● WHAT THE TASK ASKS
Wherever "position" appears in a line, list that line.

● DATA SHOWN
.....
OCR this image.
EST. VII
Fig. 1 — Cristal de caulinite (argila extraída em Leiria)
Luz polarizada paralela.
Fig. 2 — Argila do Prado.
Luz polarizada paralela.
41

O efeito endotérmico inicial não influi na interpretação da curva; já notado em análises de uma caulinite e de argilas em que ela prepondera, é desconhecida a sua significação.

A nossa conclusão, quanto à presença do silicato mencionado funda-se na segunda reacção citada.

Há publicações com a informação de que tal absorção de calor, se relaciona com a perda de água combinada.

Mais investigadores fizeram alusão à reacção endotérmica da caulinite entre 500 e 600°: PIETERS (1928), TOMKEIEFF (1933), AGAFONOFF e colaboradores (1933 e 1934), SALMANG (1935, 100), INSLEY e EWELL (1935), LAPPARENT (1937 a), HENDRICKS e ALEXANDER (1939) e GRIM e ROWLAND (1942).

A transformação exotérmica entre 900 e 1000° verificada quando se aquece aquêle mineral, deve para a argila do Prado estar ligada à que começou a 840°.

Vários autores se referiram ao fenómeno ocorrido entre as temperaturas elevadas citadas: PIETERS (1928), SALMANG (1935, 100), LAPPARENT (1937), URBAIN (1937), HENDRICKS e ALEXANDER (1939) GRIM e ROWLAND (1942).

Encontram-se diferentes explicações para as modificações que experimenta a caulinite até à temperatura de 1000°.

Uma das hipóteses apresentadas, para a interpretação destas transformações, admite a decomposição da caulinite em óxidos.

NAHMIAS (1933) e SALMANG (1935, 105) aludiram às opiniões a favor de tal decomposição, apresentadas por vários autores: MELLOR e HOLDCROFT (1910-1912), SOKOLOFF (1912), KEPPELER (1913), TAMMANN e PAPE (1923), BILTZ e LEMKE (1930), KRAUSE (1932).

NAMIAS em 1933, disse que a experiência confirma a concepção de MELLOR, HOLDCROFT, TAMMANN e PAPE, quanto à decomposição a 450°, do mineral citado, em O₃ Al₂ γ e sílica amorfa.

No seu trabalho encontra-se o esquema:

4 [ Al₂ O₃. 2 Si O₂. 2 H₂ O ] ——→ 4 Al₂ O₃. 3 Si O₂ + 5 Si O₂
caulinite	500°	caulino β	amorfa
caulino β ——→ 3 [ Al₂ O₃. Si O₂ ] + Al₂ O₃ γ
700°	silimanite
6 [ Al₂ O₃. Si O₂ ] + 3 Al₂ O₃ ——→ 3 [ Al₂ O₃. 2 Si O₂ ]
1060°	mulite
.....
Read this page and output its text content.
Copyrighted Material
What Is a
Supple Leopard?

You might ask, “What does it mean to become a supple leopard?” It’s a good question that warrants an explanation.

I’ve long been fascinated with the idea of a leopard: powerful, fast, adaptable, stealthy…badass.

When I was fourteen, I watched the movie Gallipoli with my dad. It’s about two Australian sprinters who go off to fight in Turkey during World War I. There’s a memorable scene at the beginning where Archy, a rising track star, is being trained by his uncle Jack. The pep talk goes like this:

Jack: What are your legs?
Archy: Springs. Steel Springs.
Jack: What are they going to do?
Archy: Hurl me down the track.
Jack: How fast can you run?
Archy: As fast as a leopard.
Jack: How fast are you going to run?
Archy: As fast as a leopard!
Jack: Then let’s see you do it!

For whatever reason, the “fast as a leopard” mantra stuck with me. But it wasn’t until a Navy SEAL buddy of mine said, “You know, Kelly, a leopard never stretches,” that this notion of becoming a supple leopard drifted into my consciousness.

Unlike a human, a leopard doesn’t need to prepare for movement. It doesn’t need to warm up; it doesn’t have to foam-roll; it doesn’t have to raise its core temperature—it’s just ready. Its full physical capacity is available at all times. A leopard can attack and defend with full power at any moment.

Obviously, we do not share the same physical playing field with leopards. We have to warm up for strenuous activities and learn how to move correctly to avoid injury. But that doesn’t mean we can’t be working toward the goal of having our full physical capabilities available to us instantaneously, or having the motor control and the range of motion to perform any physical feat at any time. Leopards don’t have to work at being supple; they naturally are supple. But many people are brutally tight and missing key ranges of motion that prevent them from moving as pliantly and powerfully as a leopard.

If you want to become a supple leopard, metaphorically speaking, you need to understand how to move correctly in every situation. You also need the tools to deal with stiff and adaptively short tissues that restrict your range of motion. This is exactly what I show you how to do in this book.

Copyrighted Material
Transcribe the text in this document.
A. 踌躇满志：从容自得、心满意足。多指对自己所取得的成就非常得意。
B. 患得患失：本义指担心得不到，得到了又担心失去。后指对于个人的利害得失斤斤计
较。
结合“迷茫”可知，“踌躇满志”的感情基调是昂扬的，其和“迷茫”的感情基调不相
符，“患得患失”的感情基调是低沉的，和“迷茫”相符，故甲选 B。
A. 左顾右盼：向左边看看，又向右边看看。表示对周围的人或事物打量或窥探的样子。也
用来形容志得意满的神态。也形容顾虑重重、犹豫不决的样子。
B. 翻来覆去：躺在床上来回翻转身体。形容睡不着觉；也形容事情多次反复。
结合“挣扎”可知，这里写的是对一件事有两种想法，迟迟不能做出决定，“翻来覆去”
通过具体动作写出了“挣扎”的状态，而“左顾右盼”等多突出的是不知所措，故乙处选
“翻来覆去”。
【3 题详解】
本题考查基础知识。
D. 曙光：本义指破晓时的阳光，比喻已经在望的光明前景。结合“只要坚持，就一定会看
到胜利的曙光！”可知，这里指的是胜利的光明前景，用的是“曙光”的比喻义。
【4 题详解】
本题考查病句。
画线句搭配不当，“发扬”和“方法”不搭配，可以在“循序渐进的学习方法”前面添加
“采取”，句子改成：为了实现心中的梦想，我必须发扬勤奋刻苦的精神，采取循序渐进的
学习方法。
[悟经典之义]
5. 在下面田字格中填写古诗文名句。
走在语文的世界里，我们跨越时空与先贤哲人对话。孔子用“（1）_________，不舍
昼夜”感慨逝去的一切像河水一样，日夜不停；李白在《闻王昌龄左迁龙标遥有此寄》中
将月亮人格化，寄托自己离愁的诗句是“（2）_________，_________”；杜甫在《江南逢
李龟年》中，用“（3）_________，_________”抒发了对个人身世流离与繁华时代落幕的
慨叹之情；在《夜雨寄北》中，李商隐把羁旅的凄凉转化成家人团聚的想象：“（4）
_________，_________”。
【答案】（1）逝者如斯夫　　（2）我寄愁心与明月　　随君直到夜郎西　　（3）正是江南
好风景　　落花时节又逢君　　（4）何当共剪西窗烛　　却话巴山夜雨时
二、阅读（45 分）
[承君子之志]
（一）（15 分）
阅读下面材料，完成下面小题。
.....
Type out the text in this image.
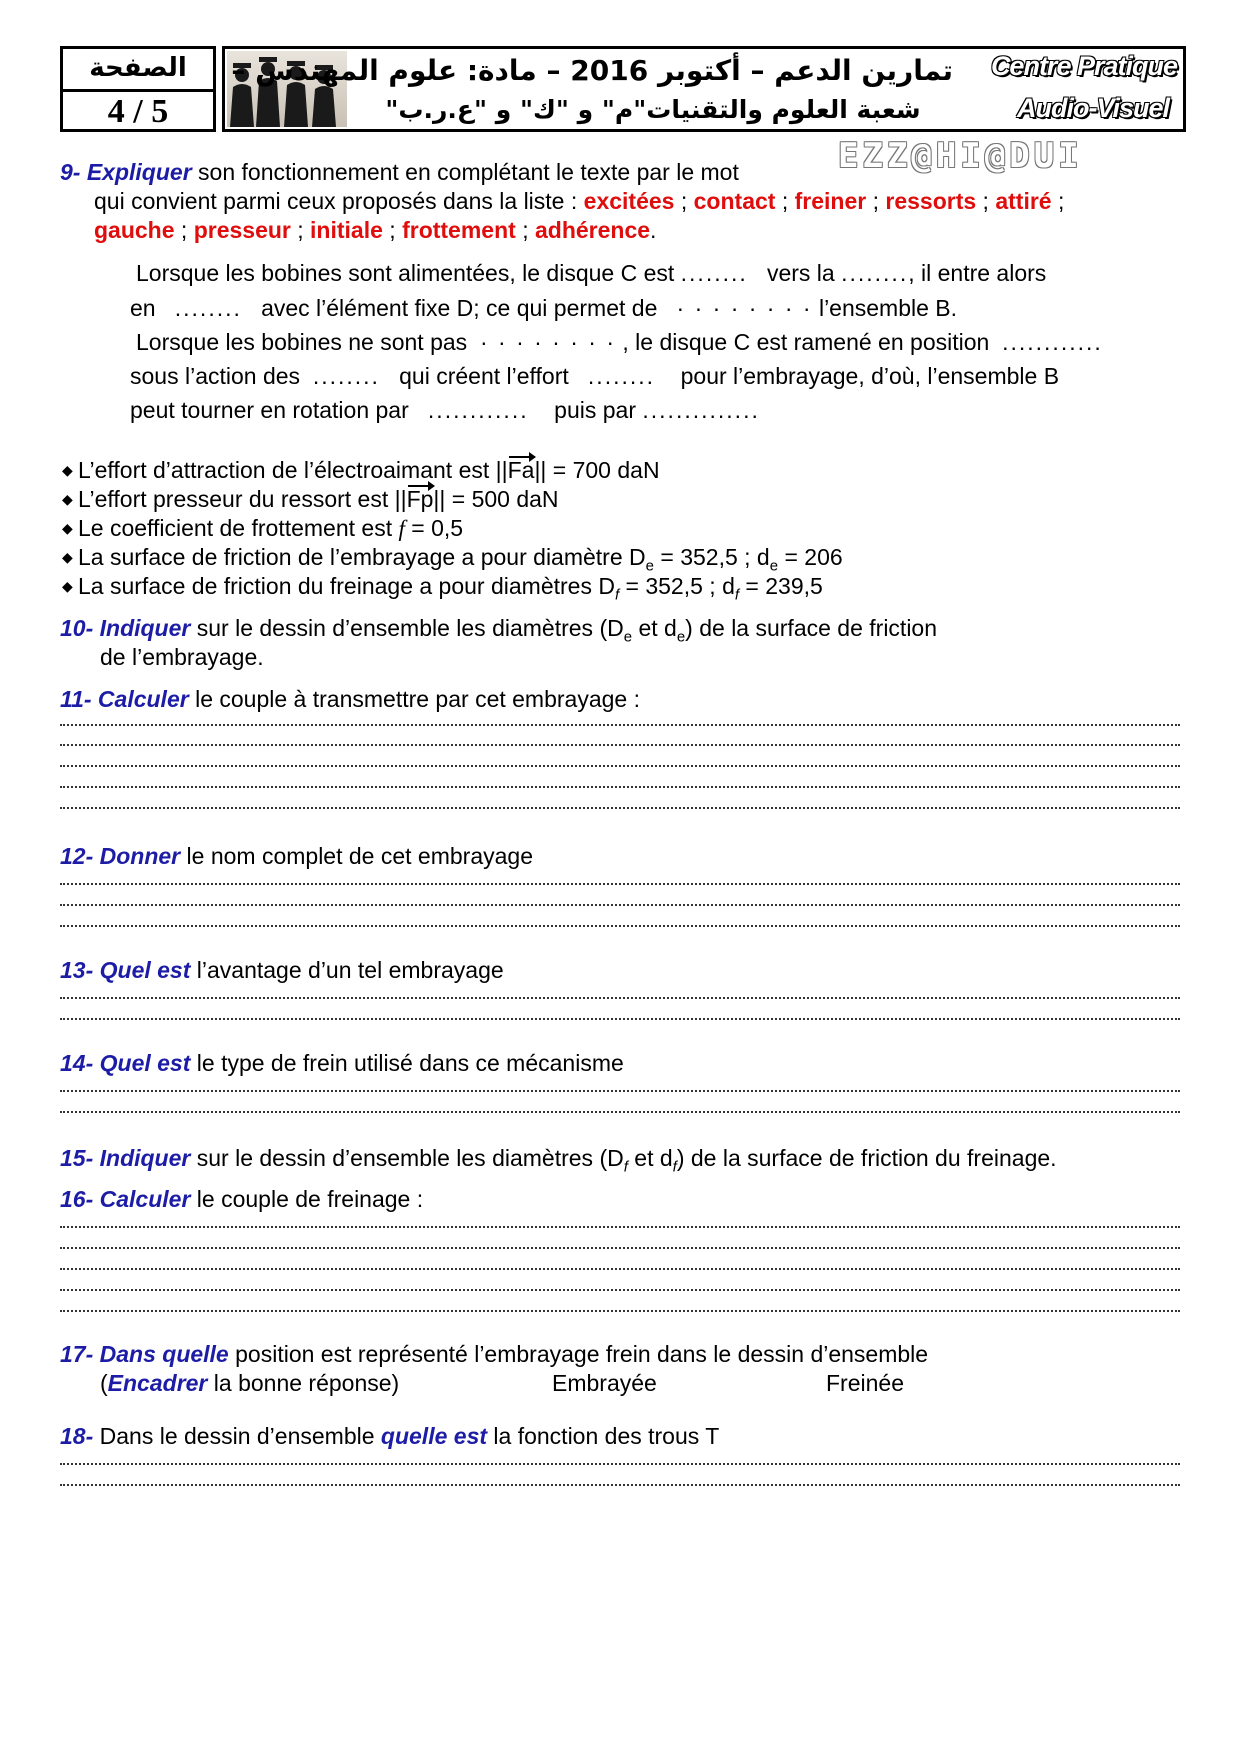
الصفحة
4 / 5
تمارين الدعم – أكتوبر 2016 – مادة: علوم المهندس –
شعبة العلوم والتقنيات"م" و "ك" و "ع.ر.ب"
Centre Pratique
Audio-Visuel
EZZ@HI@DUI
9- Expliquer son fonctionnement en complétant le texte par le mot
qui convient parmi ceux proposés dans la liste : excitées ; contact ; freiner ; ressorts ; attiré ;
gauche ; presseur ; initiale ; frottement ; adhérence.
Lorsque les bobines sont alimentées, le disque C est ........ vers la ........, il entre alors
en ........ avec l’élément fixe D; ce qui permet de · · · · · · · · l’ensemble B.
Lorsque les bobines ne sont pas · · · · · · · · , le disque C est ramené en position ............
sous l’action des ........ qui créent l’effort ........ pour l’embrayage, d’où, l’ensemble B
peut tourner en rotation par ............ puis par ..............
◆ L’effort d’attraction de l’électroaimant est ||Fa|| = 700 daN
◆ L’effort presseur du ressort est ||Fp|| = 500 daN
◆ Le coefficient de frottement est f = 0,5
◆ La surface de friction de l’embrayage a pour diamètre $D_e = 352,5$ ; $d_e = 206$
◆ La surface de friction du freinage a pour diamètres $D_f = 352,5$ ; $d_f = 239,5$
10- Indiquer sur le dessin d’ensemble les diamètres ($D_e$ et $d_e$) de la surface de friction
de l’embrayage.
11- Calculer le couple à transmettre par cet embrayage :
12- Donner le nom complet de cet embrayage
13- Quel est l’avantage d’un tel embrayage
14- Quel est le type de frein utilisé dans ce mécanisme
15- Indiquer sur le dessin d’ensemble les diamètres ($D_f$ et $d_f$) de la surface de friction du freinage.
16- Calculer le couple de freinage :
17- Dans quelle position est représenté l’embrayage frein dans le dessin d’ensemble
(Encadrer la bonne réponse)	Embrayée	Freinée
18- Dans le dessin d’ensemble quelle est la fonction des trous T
.....
● RESPONSE TO THE EXERCISE
Lorsque les bobines ne sont pas · · · · · · · · , le disque C est ramené en position ............
17- Dans quelle position est représenté l’embrayage frein dans le dessin d’ensemble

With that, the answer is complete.